## [Material for this task]
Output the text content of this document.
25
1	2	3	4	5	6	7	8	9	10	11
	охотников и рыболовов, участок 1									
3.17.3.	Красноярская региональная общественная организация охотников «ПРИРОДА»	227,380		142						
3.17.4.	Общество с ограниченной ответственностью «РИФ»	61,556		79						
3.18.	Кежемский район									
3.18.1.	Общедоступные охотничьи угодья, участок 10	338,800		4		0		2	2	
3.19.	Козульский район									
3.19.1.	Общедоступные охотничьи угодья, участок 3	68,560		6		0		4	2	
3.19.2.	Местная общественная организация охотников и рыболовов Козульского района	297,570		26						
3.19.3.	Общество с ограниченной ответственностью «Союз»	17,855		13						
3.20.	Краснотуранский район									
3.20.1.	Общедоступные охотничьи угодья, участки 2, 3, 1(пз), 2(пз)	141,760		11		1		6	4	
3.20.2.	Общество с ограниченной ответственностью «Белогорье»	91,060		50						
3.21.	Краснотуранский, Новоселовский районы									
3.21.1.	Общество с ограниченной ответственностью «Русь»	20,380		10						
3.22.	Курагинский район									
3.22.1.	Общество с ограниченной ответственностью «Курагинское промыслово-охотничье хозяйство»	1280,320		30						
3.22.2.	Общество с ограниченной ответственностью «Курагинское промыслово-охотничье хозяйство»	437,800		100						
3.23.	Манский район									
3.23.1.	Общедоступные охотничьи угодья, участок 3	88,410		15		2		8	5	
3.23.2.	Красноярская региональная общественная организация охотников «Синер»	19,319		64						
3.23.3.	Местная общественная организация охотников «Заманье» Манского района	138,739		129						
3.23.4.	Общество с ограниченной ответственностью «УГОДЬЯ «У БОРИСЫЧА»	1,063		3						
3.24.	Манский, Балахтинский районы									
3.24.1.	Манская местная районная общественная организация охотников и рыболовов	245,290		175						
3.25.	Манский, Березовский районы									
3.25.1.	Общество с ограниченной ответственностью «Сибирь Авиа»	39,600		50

## [Problem to solve]
Show the lines of the data that hold the word "Курагинское".

## [Full response]
3.22.1.	Общество с ограниченной ответственностью «Курагинское промыслово-охотничье хозяйство»	1280,320		30						
3.22.2.	Общество с ограниченной ответственностью «Курагинское промыслово-охотничье хозяйство»	437,800		100						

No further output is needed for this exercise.